DESCRIPTION OF THE TASK:
Answer with one number: how many lines hold the string "Woods".

EXTRACTED INFORMATION:
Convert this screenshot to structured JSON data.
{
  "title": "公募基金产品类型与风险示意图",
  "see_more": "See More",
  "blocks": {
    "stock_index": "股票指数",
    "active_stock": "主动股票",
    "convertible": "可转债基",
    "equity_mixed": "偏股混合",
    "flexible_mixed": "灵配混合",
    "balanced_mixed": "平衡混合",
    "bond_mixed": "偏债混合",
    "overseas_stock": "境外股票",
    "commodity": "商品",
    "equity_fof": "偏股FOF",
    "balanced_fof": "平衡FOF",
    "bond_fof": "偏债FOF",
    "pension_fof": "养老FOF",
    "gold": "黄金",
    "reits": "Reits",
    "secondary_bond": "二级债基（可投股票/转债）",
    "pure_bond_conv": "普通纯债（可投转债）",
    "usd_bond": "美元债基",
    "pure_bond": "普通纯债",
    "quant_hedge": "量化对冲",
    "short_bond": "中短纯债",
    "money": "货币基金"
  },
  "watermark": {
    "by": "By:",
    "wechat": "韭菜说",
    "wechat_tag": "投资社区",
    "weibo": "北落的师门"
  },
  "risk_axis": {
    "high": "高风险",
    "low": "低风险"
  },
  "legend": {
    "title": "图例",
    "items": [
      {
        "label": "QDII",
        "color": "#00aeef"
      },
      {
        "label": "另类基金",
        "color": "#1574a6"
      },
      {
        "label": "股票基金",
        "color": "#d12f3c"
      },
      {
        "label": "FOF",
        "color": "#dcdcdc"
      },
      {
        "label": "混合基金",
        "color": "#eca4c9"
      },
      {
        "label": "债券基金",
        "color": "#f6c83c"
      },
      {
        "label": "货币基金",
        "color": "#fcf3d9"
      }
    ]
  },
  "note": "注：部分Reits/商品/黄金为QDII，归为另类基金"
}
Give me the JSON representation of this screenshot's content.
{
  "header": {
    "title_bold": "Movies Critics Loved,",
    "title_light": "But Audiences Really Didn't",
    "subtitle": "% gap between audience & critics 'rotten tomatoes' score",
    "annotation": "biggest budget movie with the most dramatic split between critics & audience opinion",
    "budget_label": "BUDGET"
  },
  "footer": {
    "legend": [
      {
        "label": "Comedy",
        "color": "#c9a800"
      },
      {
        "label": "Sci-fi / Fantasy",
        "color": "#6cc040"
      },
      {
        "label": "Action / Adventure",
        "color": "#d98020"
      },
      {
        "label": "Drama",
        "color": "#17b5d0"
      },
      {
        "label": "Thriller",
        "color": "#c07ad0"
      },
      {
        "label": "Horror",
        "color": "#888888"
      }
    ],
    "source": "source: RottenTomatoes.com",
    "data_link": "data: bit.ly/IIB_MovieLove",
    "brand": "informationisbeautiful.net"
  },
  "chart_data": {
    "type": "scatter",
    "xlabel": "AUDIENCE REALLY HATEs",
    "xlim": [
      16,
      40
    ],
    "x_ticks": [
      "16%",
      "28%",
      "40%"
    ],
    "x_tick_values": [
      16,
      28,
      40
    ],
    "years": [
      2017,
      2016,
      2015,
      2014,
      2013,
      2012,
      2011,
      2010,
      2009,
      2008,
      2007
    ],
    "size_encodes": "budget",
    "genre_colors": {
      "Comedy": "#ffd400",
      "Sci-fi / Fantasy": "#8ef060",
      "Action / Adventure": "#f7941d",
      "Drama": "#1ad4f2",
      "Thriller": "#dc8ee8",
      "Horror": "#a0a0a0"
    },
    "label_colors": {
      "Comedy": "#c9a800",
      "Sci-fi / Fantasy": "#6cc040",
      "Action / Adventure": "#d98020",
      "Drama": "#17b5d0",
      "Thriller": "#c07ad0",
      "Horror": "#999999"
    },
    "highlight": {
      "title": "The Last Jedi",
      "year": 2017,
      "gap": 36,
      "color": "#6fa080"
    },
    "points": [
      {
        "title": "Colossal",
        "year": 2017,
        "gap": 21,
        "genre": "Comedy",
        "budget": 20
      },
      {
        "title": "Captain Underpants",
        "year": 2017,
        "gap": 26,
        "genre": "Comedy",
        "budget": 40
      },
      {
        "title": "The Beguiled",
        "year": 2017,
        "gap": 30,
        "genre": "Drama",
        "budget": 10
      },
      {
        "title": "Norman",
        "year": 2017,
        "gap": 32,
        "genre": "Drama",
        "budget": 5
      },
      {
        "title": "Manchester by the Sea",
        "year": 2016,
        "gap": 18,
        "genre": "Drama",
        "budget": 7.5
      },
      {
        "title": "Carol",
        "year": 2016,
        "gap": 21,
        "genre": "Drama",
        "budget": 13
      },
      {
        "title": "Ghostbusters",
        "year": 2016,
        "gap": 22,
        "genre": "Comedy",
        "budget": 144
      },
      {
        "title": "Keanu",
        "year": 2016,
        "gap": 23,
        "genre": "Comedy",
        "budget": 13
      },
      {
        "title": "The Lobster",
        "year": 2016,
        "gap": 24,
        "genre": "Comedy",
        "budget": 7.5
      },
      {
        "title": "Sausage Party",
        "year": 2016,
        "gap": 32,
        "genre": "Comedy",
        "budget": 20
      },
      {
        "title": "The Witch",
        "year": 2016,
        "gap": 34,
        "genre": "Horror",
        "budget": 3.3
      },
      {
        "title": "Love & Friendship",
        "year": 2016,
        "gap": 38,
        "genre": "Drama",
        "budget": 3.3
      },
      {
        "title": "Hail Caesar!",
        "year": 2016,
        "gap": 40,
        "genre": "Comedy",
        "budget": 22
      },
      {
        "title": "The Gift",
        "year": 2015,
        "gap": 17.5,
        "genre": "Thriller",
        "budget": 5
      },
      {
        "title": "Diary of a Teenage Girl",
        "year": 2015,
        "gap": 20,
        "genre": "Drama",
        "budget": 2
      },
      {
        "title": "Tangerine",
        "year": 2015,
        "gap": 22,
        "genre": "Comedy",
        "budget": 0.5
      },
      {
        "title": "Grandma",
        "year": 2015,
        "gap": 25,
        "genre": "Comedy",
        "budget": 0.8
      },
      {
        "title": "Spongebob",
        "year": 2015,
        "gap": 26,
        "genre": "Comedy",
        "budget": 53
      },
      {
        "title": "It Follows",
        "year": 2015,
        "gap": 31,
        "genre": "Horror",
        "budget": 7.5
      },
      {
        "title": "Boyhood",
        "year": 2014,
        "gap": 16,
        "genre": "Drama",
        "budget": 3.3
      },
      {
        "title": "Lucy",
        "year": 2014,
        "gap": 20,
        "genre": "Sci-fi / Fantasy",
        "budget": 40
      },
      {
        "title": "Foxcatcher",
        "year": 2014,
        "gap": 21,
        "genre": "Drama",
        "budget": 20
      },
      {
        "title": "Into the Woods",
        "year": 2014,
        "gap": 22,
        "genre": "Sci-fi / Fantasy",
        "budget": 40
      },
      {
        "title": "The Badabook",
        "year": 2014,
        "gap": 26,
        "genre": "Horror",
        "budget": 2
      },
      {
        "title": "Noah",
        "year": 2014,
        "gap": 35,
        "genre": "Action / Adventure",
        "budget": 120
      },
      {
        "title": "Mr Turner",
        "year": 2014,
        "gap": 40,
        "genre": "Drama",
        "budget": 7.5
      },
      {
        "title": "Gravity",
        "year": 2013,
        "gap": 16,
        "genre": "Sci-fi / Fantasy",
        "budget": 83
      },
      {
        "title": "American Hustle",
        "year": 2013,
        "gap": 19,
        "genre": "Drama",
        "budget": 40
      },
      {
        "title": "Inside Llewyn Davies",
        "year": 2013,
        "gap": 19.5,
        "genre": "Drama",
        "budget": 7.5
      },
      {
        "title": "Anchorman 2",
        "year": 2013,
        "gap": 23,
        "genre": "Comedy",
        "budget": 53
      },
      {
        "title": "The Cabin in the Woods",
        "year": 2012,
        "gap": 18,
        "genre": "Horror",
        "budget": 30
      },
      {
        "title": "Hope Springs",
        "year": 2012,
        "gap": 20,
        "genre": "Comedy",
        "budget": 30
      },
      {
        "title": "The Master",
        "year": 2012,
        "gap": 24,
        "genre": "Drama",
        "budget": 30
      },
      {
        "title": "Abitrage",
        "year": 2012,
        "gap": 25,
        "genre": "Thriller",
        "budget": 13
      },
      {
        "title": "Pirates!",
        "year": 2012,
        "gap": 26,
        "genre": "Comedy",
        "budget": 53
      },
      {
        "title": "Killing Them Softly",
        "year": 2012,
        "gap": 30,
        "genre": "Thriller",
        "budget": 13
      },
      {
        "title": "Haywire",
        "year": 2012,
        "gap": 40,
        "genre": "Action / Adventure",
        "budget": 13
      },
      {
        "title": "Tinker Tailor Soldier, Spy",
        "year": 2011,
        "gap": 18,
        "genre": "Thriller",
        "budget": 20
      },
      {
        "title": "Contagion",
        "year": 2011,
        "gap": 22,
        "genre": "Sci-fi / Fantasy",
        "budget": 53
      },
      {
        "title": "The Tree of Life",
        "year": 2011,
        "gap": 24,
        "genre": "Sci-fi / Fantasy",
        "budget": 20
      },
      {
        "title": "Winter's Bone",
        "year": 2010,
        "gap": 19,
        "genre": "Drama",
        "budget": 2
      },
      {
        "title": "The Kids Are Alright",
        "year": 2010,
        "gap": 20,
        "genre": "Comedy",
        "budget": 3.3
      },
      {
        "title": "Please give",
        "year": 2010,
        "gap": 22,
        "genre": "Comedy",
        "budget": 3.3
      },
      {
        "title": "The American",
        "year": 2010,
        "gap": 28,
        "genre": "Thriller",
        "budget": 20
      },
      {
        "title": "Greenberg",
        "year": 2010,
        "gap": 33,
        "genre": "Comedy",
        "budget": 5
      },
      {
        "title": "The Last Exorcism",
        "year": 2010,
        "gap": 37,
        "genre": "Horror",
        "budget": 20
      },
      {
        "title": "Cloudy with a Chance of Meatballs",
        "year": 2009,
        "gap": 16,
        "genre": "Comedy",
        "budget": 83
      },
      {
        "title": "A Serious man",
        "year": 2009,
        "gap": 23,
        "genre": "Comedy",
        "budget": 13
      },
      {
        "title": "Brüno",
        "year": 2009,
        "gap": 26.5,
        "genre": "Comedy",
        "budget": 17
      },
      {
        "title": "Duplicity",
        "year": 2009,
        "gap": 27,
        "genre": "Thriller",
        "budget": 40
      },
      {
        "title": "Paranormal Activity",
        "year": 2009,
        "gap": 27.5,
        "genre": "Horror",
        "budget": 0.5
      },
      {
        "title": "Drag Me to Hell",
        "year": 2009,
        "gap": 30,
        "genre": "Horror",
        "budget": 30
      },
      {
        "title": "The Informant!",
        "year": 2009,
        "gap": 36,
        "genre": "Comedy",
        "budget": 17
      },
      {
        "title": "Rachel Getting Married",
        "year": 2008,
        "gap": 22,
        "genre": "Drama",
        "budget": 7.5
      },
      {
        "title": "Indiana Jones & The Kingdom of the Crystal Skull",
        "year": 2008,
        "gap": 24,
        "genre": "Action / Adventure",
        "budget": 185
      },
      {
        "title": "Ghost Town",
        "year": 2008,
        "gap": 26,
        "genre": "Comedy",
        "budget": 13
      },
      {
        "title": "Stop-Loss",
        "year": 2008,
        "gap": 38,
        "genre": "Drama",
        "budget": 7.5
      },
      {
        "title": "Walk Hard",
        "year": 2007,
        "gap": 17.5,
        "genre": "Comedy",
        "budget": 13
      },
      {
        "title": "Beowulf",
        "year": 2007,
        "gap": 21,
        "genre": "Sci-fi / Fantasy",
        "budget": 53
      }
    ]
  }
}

FINAL RESULT:
2